● Goal:
Bring together all lines of the material below that contain the string "title".

● Dataset records:
----
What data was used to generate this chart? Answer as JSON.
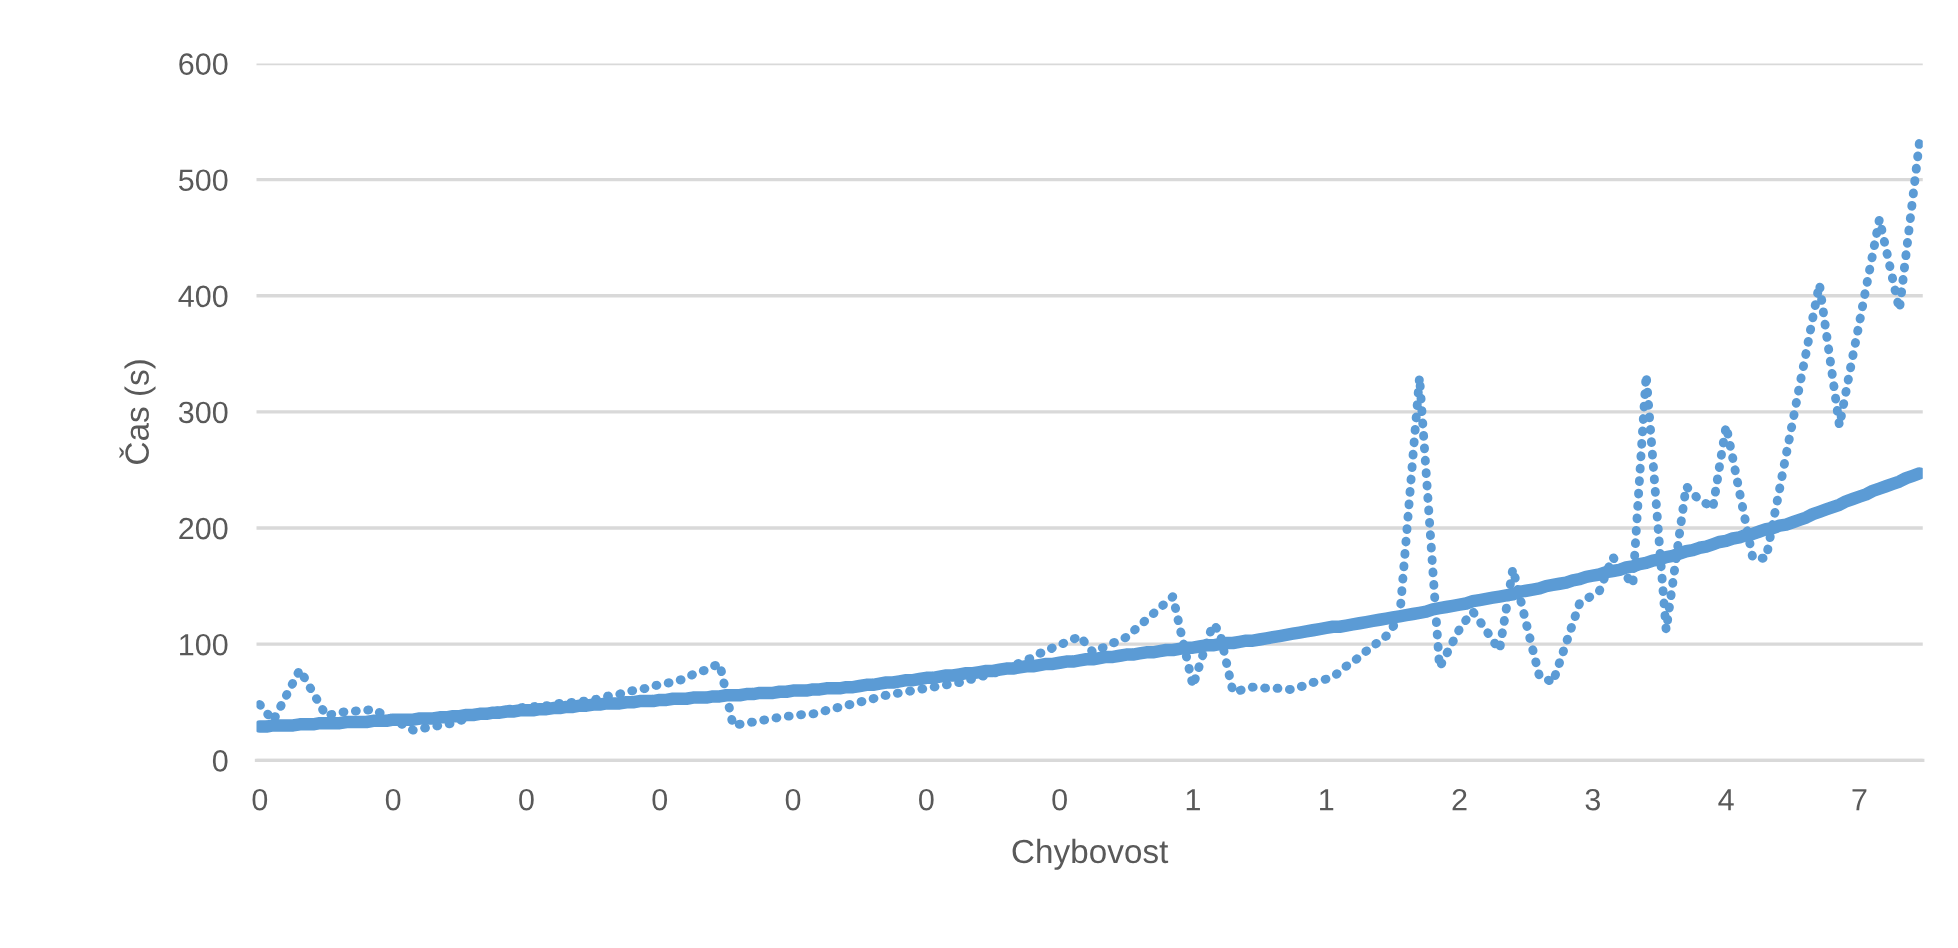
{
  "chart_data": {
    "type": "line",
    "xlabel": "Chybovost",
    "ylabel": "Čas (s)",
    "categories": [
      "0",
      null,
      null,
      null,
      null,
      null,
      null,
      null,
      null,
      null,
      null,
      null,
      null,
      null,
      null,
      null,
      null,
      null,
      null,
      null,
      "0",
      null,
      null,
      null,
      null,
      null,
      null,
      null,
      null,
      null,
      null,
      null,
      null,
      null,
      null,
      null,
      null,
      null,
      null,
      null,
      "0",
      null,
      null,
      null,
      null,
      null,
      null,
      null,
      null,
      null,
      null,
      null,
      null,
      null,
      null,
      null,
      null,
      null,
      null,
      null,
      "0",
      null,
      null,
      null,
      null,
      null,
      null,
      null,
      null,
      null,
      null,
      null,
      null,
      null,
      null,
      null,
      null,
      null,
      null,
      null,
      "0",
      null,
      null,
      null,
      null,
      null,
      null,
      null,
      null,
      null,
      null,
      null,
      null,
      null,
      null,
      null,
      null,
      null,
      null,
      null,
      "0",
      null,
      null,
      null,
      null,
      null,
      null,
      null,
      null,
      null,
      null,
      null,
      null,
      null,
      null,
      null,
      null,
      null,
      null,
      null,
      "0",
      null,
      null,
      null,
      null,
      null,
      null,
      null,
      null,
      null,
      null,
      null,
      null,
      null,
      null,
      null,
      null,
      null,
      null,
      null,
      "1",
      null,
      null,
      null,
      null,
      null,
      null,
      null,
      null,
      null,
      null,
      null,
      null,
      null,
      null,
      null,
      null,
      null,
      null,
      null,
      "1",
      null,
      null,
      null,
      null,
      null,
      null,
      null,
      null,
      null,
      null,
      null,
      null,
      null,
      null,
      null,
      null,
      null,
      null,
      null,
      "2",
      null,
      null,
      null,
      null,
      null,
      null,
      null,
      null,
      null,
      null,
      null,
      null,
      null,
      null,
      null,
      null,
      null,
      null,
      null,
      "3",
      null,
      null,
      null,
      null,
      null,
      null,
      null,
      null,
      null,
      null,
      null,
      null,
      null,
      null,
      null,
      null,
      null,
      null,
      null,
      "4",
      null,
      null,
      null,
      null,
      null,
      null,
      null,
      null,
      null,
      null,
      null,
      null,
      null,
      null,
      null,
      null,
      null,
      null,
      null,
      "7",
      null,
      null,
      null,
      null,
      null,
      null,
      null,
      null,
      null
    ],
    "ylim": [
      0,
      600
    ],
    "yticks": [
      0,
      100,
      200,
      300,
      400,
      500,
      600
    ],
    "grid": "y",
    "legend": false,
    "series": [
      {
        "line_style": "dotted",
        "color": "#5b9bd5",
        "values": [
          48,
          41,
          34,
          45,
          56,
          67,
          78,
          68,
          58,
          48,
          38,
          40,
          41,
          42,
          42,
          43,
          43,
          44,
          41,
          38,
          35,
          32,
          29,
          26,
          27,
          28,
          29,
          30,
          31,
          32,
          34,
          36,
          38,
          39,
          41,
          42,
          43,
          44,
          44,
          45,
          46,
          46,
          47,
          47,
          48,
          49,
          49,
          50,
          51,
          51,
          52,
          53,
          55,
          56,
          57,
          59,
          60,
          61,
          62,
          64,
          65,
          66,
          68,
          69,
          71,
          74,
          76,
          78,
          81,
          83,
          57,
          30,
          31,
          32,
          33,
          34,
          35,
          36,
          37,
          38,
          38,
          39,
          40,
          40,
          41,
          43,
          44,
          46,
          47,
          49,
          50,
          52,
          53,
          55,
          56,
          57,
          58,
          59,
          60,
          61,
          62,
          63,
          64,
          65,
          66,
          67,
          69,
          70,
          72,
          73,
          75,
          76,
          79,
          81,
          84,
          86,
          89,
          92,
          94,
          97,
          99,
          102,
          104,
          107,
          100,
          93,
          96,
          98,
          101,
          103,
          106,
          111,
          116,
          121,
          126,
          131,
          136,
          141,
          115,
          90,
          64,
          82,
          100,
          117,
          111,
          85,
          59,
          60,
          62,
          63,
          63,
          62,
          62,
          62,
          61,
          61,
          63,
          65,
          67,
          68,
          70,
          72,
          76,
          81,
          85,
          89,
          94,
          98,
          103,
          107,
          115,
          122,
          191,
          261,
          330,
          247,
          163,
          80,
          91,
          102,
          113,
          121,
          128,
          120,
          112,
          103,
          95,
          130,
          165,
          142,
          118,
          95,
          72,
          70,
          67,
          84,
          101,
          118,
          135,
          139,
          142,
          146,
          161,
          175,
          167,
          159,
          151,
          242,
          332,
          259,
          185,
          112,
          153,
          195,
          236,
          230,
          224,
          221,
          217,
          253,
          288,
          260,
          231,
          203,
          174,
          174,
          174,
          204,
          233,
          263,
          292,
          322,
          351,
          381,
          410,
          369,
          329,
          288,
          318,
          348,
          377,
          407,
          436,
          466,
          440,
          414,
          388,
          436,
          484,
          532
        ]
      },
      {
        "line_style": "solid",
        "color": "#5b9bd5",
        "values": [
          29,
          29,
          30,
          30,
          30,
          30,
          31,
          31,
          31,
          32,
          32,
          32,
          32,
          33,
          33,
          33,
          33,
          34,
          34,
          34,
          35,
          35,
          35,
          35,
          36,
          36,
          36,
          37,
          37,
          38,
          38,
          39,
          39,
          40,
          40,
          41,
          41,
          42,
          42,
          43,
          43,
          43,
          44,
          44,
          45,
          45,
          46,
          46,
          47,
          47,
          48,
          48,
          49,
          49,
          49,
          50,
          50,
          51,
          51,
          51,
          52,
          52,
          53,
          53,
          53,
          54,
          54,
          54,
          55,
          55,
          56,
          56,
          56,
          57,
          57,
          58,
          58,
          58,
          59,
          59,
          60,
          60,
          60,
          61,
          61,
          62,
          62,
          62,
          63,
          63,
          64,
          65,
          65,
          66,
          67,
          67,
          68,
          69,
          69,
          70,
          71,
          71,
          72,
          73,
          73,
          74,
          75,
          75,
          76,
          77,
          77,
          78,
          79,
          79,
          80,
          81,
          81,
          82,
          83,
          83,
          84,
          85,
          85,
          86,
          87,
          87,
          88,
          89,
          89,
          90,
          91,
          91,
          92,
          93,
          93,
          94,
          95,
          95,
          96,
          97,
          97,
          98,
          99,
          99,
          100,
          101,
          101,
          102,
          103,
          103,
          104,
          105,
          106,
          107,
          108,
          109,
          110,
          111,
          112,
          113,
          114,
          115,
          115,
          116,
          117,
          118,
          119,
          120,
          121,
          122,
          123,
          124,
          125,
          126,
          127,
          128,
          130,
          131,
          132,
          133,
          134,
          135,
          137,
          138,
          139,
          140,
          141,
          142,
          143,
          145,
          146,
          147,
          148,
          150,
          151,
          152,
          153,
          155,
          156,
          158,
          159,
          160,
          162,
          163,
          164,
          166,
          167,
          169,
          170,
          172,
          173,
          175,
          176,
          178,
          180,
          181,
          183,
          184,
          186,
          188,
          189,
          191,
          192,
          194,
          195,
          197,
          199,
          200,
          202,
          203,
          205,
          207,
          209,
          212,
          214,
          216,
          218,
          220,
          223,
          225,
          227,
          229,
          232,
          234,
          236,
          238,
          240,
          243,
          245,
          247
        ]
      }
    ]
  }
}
----
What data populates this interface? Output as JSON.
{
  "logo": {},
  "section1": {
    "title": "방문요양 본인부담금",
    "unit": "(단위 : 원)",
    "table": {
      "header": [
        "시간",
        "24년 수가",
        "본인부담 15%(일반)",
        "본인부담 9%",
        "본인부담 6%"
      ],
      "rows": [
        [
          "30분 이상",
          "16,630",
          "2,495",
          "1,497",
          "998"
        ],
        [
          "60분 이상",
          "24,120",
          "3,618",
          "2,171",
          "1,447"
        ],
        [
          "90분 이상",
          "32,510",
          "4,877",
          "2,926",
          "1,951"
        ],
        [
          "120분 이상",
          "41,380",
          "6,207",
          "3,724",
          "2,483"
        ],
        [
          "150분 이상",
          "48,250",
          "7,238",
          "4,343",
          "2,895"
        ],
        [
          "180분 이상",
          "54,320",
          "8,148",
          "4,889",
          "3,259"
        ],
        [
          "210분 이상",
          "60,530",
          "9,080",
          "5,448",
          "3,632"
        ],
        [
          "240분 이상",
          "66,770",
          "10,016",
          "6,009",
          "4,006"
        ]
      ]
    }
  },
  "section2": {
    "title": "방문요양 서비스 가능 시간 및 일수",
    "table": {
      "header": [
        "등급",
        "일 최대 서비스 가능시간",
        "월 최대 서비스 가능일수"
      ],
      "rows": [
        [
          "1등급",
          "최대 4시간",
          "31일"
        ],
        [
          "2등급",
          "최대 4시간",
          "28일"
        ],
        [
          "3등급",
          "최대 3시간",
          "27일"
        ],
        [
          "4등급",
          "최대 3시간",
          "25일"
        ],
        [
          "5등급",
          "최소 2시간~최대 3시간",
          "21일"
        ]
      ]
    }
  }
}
----
● Answer in full:
    "title": "방문요양 본인부담금",
    "title": "방문요양 서비스 가능 시간 및 일수",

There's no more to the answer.